Work required
Copy out the data below with every "legend-label" changed to "legend-text" and nothing else altered.

Records provided
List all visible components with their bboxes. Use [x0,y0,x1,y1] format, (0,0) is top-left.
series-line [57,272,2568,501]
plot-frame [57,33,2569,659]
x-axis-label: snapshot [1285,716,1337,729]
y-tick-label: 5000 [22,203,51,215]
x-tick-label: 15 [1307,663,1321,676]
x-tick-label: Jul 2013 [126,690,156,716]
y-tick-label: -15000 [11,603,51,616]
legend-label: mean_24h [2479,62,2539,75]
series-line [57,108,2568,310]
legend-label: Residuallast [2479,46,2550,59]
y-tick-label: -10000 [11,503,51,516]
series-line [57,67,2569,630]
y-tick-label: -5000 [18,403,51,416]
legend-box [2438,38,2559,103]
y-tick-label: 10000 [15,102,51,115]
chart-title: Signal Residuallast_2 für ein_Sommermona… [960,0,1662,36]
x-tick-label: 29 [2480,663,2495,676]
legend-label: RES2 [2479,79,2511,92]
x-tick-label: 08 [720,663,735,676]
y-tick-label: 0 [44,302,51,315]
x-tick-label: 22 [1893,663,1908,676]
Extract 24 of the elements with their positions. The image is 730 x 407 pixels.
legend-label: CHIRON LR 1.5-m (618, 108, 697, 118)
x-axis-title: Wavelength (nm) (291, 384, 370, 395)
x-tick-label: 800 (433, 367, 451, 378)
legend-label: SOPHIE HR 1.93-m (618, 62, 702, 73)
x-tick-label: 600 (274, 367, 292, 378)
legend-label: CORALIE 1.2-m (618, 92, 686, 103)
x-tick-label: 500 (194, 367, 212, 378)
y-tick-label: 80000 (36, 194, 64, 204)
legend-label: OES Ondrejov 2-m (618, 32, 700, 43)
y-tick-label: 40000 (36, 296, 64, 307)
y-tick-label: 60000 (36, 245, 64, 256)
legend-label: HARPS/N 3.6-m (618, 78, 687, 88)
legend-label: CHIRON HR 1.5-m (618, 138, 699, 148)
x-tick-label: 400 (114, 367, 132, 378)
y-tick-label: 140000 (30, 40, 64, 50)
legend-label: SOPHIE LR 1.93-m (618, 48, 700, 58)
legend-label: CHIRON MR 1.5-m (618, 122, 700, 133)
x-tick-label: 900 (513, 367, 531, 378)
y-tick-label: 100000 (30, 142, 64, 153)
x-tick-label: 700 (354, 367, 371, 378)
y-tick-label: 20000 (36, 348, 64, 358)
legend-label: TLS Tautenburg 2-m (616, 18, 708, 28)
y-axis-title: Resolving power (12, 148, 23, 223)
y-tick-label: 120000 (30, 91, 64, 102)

Written response
List all visible components with their bboxes. Use [x0,y0,x1,y1] format, (0,0) is top-left.
series-line [57,272,2568,501]
plot-frame [57,33,2569,659]
x-axis-label: snapshot [1285,716,1337,729]
y-tick-label: 5000 [22,203,51,215]
x-tick-label: 15 [1307,663,1321,676]
x-tick-label: Jul 2013 [126,690,156,716]
y-tick-label: -15000 [11,603,51,616]
legend-text: mean_24h [2479,62,2539,75]
series-line [57,108,2568,310]
legend-text: Residuallast [2479,46,2550,59]
y-tick-label: -10000 [11,503,51,516]
series-line [57,67,2569,630]
y-tick-label: -5000 [18,403,51,416]
legend-box [2438,38,2559,103]
y-tick-label: 10000 [15,102,51,115]
chart-title: Signal Residuallast_2 für ein_Sommermona… [960,0,1662,36]
x-tick-label: 29 [2480,663,2495,676]
legend-text: RES2 [2479,79,2511,92]
x-tick-label: 08 [720,663,735,676]
y-tick-label: 0 [44,302,51,315]
x-tick-label: 22 [1893,663,1908,676]
Extract 24 of the elements with their positions. The image is 730 x 407 pixels.
legend-text: CHIRON LR 1.5-m (618, 108, 697, 118)
x-axis-title: Wavelength (nm) (291, 384, 370, 395)
x-tick-label: 800 (433, 367, 451, 378)
legend-text: SOPHIE HR 1.93-m (618, 62, 702, 73)
x-tick-label: 600 (274, 367, 292, 378)
legend-text: CORALIE 1.2-m (618, 92, 686, 103)
x-tick-label: 500 (194, 367, 212, 378)
y-tick-label: 80000 (36, 194, 64, 204)
legend-text: OES Ondrejov 2-m (618, 32, 700, 43)
y-tick-label: 40000 (36, 296, 64, 307)
y-tick-label: 60000 (36, 245, 64, 256)
legend-text: HARPS/N 3.6-m (618, 78, 687, 88)
legend-text: CHIRON HR 1.5-m (618, 138, 699, 148)
x-tick-label: 400 (114, 367, 132, 378)
y-tick-label: 140000 (30, 40, 64, 50)
legend-text: SOPHIE LR 1.93-m (618, 48, 700, 58)
legend-text: CHIRON MR 1.5-m (618, 122, 700, 133)
x-tick-label: 900 (513, 367, 531, 378)
y-tick-label: 100000 (30, 142, 64, 153)
x-tick-label: 700 (354, 367, 371, 378)
y-tick-label: 20000 (36, 348, 64, 358)
legend-text: TLS Tautenburg 2-m (616, 18, 708, 28)
y-axis-title: Resolving power (12, 148, 23, 223)
y-tick-label: 120000 (30, 91, 64, 102)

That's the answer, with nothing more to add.